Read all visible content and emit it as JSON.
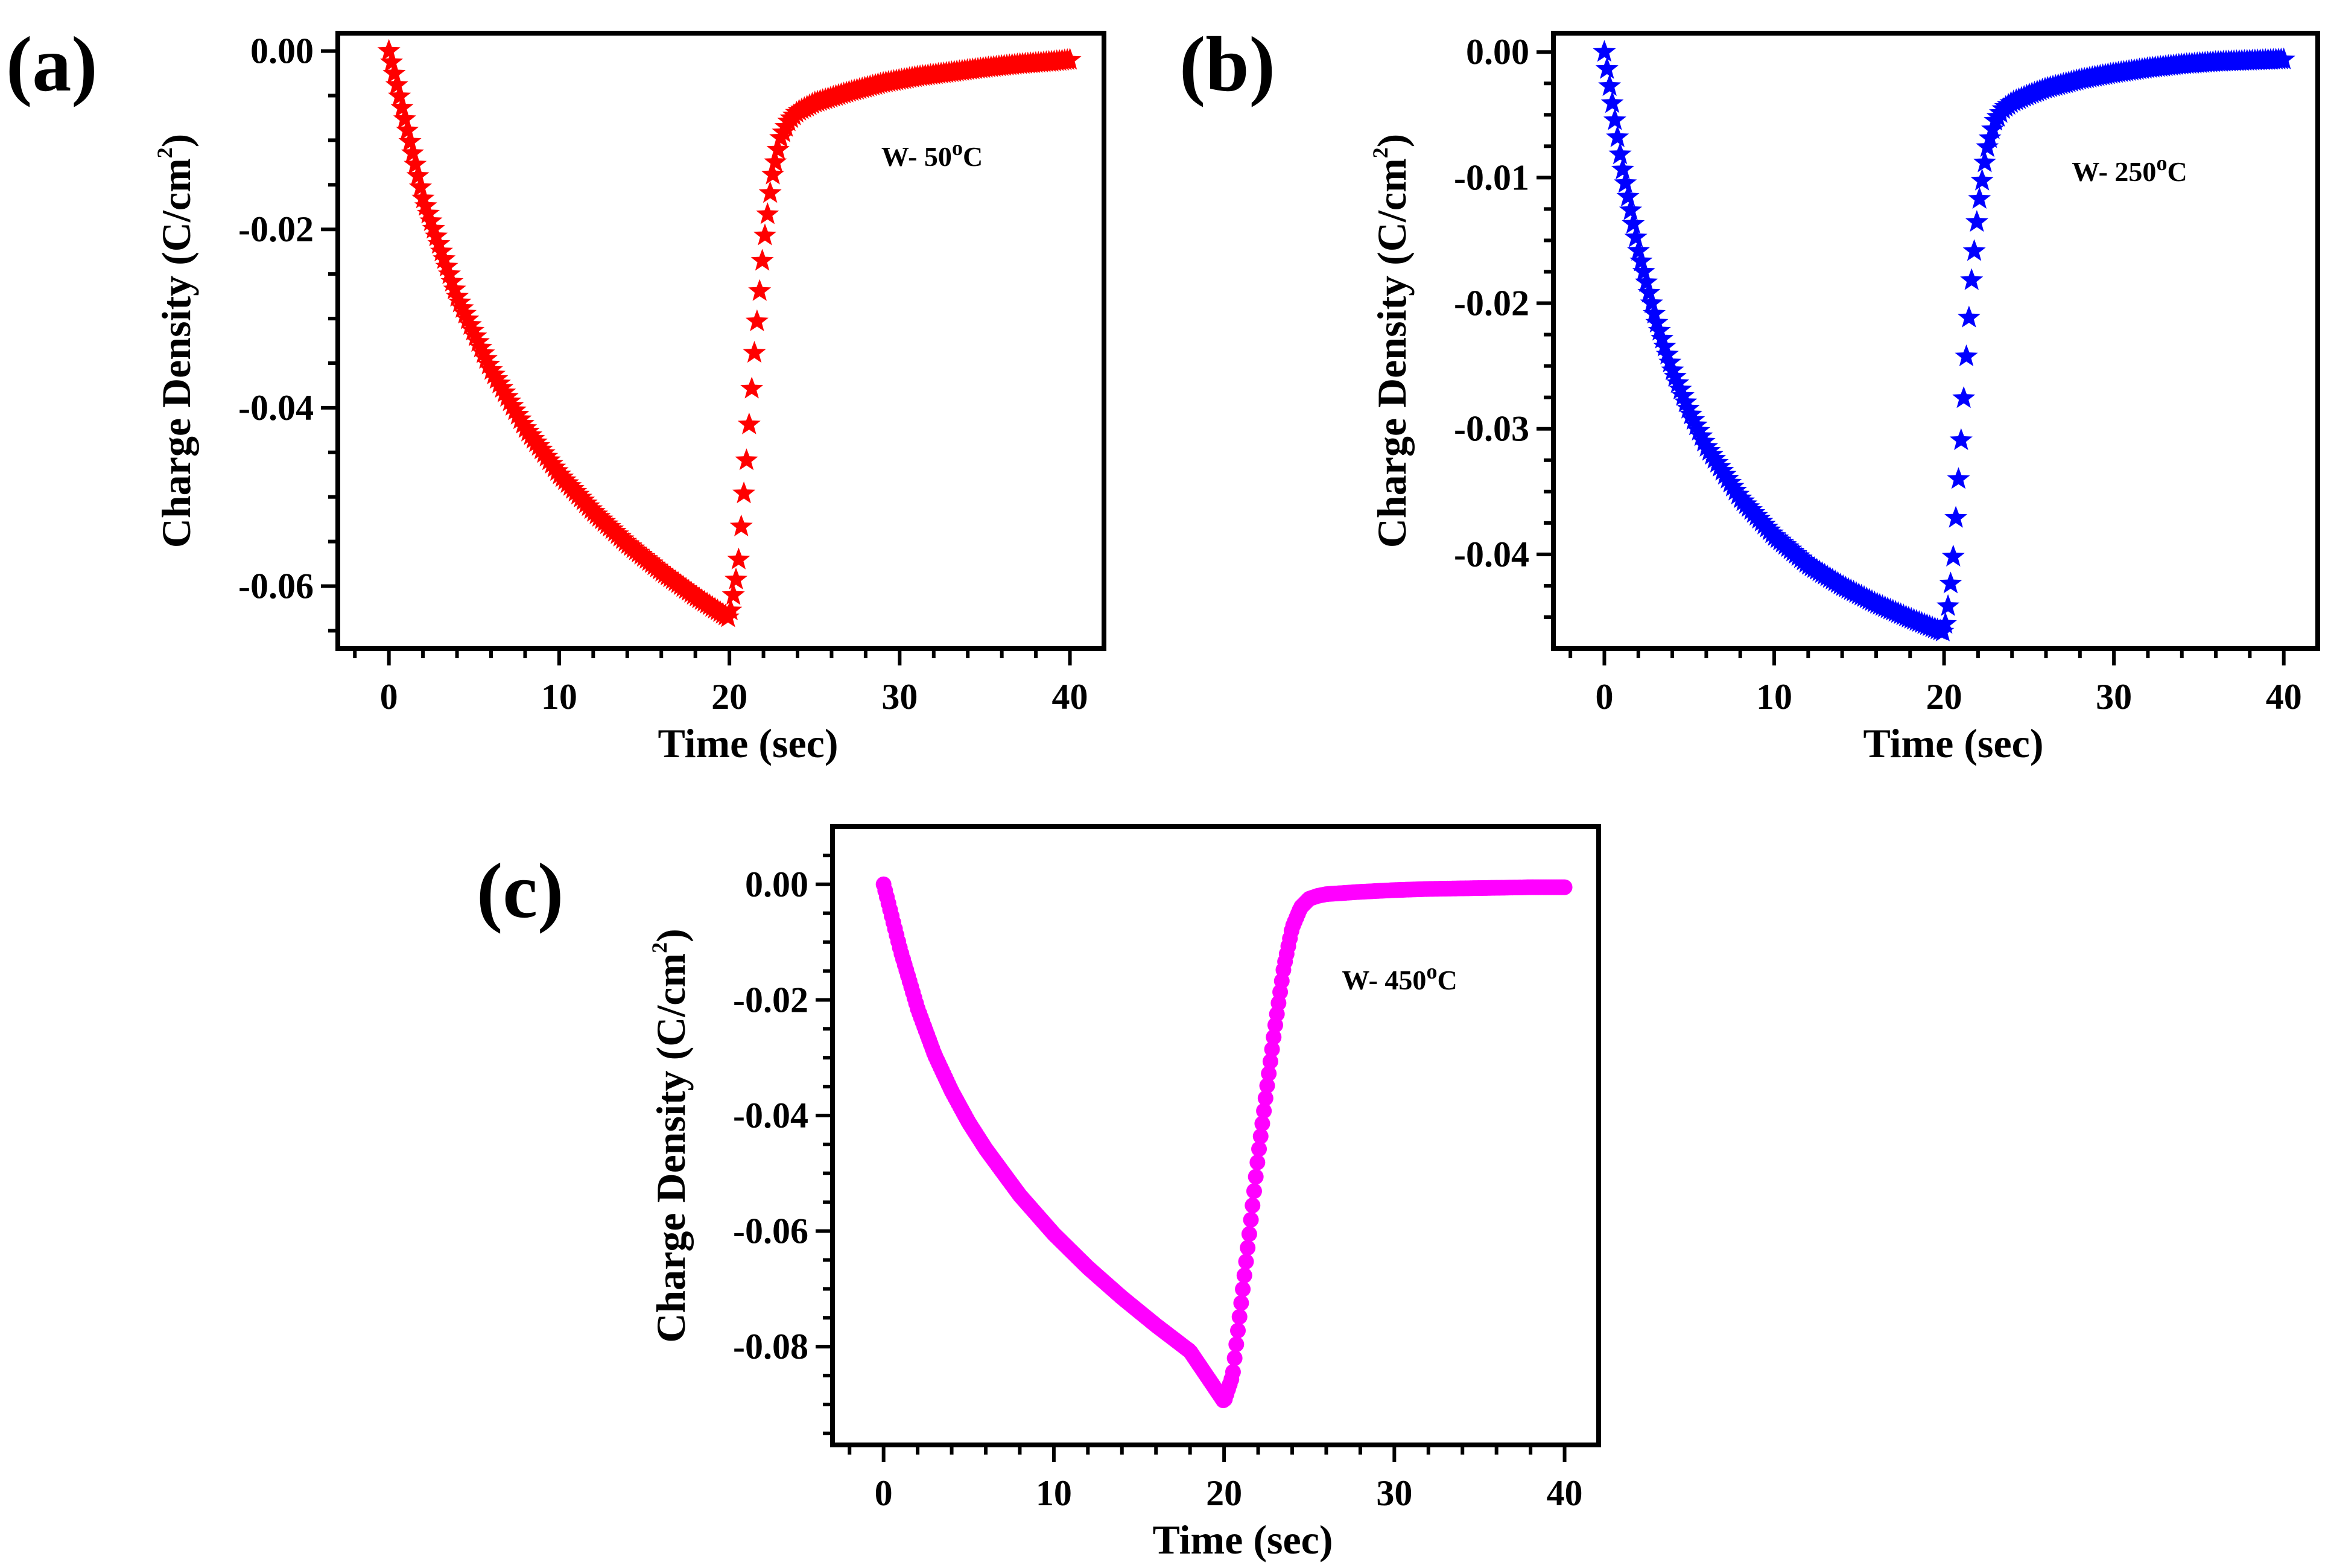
{
  "figure": {
    "panel_count": 3
  },
  "chart_data": [
    {
      "id": "a",
      "type": "scatter",
      "panel_label": "(a)",
      "annotation": {
        "prefix": "W- 50",
        "sup": "o",
        "suffix": "C"
      },
      "xlabel": "Time (sec)",
      "ylabel": {
        "main": "Charge Density (C/cm",
        "sup": "2",
        "end": ")"
      },
      "xlim": [
        -3,
        42
      ],
      "ylim": [
        -0.067,
        0.002
      ],
      "xticks": [
        0,
        10,
        20,
        30,
        40
      ],
      "xtick_labels": [
        "0",
        "10",
        "20",
        "30",
        "40"
      ],
      "yticks": [
        0.0,
        -0.02,
        -0.04,
        -0.06
      ],
      "ytick_labels": [
        "0.00",
        "-0.02",
        "-0.04",
        "-0.06"
      ],
      "color": "#ff0000",
      "marker": "star",
      "series": [
        {
          "name": "W- 50°C",
          "x": [
            0,
            2,
            4,
            6,
            8,
            10,
            12,
            14,
            16,
            18,
            20,
            20.5,
            21,
            21.5,
            22,
            22.5,
            23,
            23.5,
            24,
            25,
            27,
            29,
            31,
            33,
            35,
            37,
            39,
            40
          ],
          "y": [
            0,
            -0.0165,
            -0.0275,
            -0.0357,
            -0.0422,
            -0.0474,
            -0.0516,
            -0.0552,
            -0.0583,
            -0.0611,
            -0.0636,
            -0.058,
            -0.046,
            -0.033,
            -0.022,
            -0.0143,
            -0.0098,
            -0.0078,
            -0.0068,
            -0.0058,
            -0.0046,
            -0.0036,
            -0.0029,
            -0.0024,
            -0.0019,
            -0.0015,
            -0.0012,
            -0.001
          ]
        }
      ]
    },
    {
      "id": "b",
      "type": "scatter",
      "panel_label": "(b)",
      "annotation": {
        "prefix": "W- 250",
        "sup": "o",
        "suffix": "C"
      },
      "xlabel": "Time (sec)",
      "ylabel": {
        "main": "Charge Density (C/cm",
        "sup": "2",
        "end": ")"
      },
      "xlim": [
        -3,
        42
      ],
      "ylim": [
        -0.0475,
        0.0015
      ],
      "xticks": [
        0,
        10,
        20,
        30,
        40
      ],
      "xtick_labels": [
        "0",
        "10",
        "20",
        "30",
        "40"
      ],
      "yticks": [
        0.0,
        -0.01,
        -0.02,
        -0.03,
        -0.04
      ],
      "ytick_labels": [
        "0.00",
        "-0.01",
        "-0.02",
        "-0.03",
        "-0.04"
      ],
      "color": "#0000ff",
      "marker": "star",
      "series": [
        {
          "name": "W- 250°C",
          "x": [
            0,
            1,
            2,
            3,
            4,
            5,
            6,
            8,
            10,
            12,
            14,
            16,
            18,
            20,
            20.2,
            20.5,
            20.8,
            21,
            21.3,
            21.6,
            22,
            22.5,
            23,
            23.5,
            24,
            25,
            26,
            28,
            30,
            32,
            34,
            36,
            38,
            40
          ],
          "y": [
            0,
            -0.0088,
            -0.0158,
            -0.0212,
            -0.0253,
            -0.0286,
            -0.0314,
            -0.0355,
            -0.0385,
            -0.0408,
            -0.0425,
            -0.0439,
            -0.0451,
            -0.0462,
            -0.0445,
            -0.041,
            -0.035,
            -0.031,
            -0.0245,
            -0.0185,
            -0.0125,
            -0.0078,
            -0.0055,
            -0.0045,
            -0.004,
            -0.0034,
            -0.0029,
            -0.0022,
            -0.0017,
            -0.0013,
            -0.001,
            -0.0008,
            -0.0007,
            -0.0006
          ]
        }
      ]
    },
    {
      "id": "c",
      "type": "scatter",
      "panel_label": "(c)",
      "annotation": {
        "prefix": "W- 450",
        "sup": "o",
        "suffix": "C"
      },
      "xlabel": "Time (sec)",
      "ylabel": {
        "main": "Charge Density (C/cm",
        "sup": "2",
        "end": ")"
      },
      "xlim": [
        -3,
        42
      ],
      "ylim": [
        -0.097,
        0.01
      ],
      "xticks": [
        0,
        10,
        20,
        30,
        40
      ],
      "xtick_labels": [
        "0",
        "10",
        "20",
        "30",
        "40"
      ],
      "yticks": [
        0.0,
        -0.02,
        -0.04,
        -0.06,
        -0.08
      ],
      "ytick_labels": [
        "0.00",
        "-0.02",
        "-0.04",
        "-0.06",
        "-0.08"
      ],
      "color": "#ff00ff",
      "marker": "circle",
      "series": [
        {
          "name": "W- 450°C",
          "x": [
            0,
            1,
            2,
            3,
            4,
            5,
            6,
            8,
            10,
            12,
            14,
            16,
            18,
            20,
            20.5,
            21,
            21.5,
            22,
            22.5,
            23,
            23.5,
            24,
            24.5,
            25,
            25.5,
            26,
            27,
            28,
            30,
            32,
            34,
            36,
            38,
            40
          ],
          "y": [
            0,
            -0.0115,
            -0.0215,
            -0.0295,
            -0.0358,
            -0.0412,
            -0.0458,
            -0.0538,
            -0.0605,
            -0.0663,
            -0.0715,
            -0.0763,
            -0.0808,
            -0.0895,
            -0.085,
            -0.0725,
            -0.06,
            -0.047,
            -0.0355,
            -0.0245,
            -0.0145,
            -0.0075,
            -0.004,
            -0.0025,
            -0.002,
            -0.0017,
            -0.0015,
            -0.0013,
            -0.001,
            -0.0008,
            -0.0007,
            -0.0006,
            -0.0005,
            -0.0005
          ]
        }
      ]
    }
  ]
}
---*---
**Problem details:**
Transcribe the records verbatim and omit the images.

**Full output:**
Read all visible content and emit it as JSON.
{
  "figure": {
    "panel_count": 3
  },
  "chart_data": [
    {
      "id": "a",
      "type": "scatter",
      "panel_label": "(a)",
      "annotation": {
        "prefix": "W- 50",
        "sup": "o",
        "suffix": "C"
      },
      "xlabel": "Time (sec)",
      "ylabel": {
        "main": "Charge Density (C/cm",
        "sup": "2",
        "end": ")"
      },
      "xlim": [
        -3,
        42
      ],
      "ylim": [
        -0.067,
        0.002
      ],
      "xticks": [
        0,
        10,
        20,
        30,
        40
      ],
      "xtick_labels": [
        "0",
        "10",
        "20",
        "30",
        "40"
      ],
      "yticks": [
        0.0,
        -0.02,
        -0.04,
        -0.06
      ],
      "ytick_labels": [
        "0.00",
        "-0.02",
        "-0.04",
        "-0.06"
      ],
      "color": "#ff0000",
      "marker": "star",
      "series": [
        {
          "name": "W- 50°C",
          "x": [
            0,
            2,
            4,
            6,
            8,
            10,
            12,
            14,
            16,
            18,
            20,
            20.5,
            21,
            21.5,
            22,
            22.5,
            23,
            23.5,
            24,
            25,
            27,
            29,
            31,
            33,
            35,
            37,
            39,
            40
          ],
          "y": [
            0,
            -0.0165,
            -0.0275,
            -0.0357,
            -0.0422,
            -0.0474,
            -0.0516,
            -0.0552,
            -0.0583,
            -0.0611,
            -0.0636,
            -0.058,
            -0.046,
            -0.033,
            -0.022,
            -0.0143,
            -0.0098,
            -0.0078,
            -0.0068,
            -0.0058,
            -0.0046,
            -0.0036,
            -0.0029,
            -0.0024,
            -0.0019,
            -0.0015,
            -0.0012,
            -0.001
          ]
        }
      ]
    },
    {
      "id": "b",
      "type": "scatter",
      "panel_label": "(b)",
      "annotation": {
        "prefix": "W- 250",
        "sup": "o",
        "suffix": "C"
      },
      "xlabel": "Time (sec)",
      "ylabel": {
        "main": "Charge Density (C/cm",
        "sup": "2",
        "end": ")"
      },
      "xlim": [
        -3,
        42
      ],
      "ylim": [
        -0.0475,
        0.0015
      ],
      "xticks": [
        0,
        10,
        20,
        30,
        40
      ],
      "xtick_labels": [
        "0",
        "10",
        "20",
        "30",
        "40"
      ],
      "yticks": [
        0.0,
        -0.01,
        -0.02,
        -0.03,
        -0.04
      ],
      "ytick_labels": [
        "0.00",
        "-0.01",
        "-0.02",
        "-0.03",
        "-0.04"
      ],
      "color": "#0000ff",
      "marker": "star",
      "series": [
        {
          "name": "W- 250°C",
          "x": [
            0,
            1,
            2,
            3,
            4,
            5,
            6,
            8,
            10,
            12,
            14,
            16,
            18,
            20,
            20.2,
            20.5,
            20.8,
            21,
            21.3,
            21.6,
            22,
            22.5,
            23,
            23.5,
            24,
            25,
            26,
            28,
            30,
            32,
            34,
            36,
            38,
            40
          ],
          "y": [
            0,
            -0.0088,
            -0.0158,
            -0.0212,
            -0.0253,
            -0.0286,
            -0.0314,
            -0.0355,
            -0.0385,
            -0.0408,
            -0.0425,
            -0.0439,
            -0.0451,
            -0.0462,
            -0.0445,
            -0.041,
            -0.035,
            -0.031,
            -0.0245,
            -0.0185,
            -0.0125,
            -0.0078,
            -0.0055,
            -0.0045,
            -0.004,
            -0.0034,
            -0.0029,
            -0.0022,
            -0.0017,
            -0.0013,
            -0.001,
            -0.0008,
            -0.0007,
            -0.0006
          ]
        }
      ]
    },
    {
      "id": "c",
      "type": "scatter",
      "panel_label": "(c)",
      "annotation": {
        "prefix": "W- 450",
        "sup": "o",
        "suffix": "C"
      },
      "xlabel": "Time (sec)",
      "ylabel": {
        "main": "Charge Density (C/cm",
        "sup": "2",
        "end": ")"
      },
      "xlim": [
        -3,
        42
      ],
      "ylim": [
        -0.097,
        0.01
      ],
      "xticks": [
        0,
        10,
        20,
        30,
        40
      ],
      "xtick_labels": [
        "0",
        "10",
        "20",
        "30",
        "40"
      ],
      "yticks": [
        0.0,
        -0.02,
        -0.04,
        -0.06,
        -0.08
      ],
      "ytick_labels": [
        "0.00",
        "-0.02",
        "-0.04",
        "-0.06",
        "-0.08"
      ],
      "color": "#ff00ff",
      "marker": "circle",
      "series": [
        {
          "name": "W- 450°C",
          "x": [
            0,
            1,
            2,
            3,
            4,
            5,
            6,
            8,
            10,
            12,
            14,
            16,
            18,
            20,
            20.5,
            21,
            21.5,
            22,
            22.5,
            23,
            23.5,
            24,
            24.5,
            25,
            25.5,
            26,
            27,
            28,
            30,
            32,
            34,
            36,
            38,
            40
          ],
          "y": [
            0,
            -0.0115,
            -0.0215,
            -0.0295,
            -0.0358,
            -0.0412,
            -0.0458,
            -0.0538,
            -0.0605,
            -0.0663,
            -0.0715,
            -0.0763,
            -0.0808,
            -0.0895,
            -0.085,
            -0.0725,
            -0.06,
            -0.047,
            -0.0355,
            -0.0245,
            -0.0145,
            -0.0075,
            -0.004,
            -0.0025,
            -0.002,
            -0.0017,
            -0.0015,
            -0.0013,
            -0.001,
            -0.0008,
            -0.0007,
            -0.0006,
            -0.0005,
            -0.0005
          ]
        }
      ]
    }
  ]
}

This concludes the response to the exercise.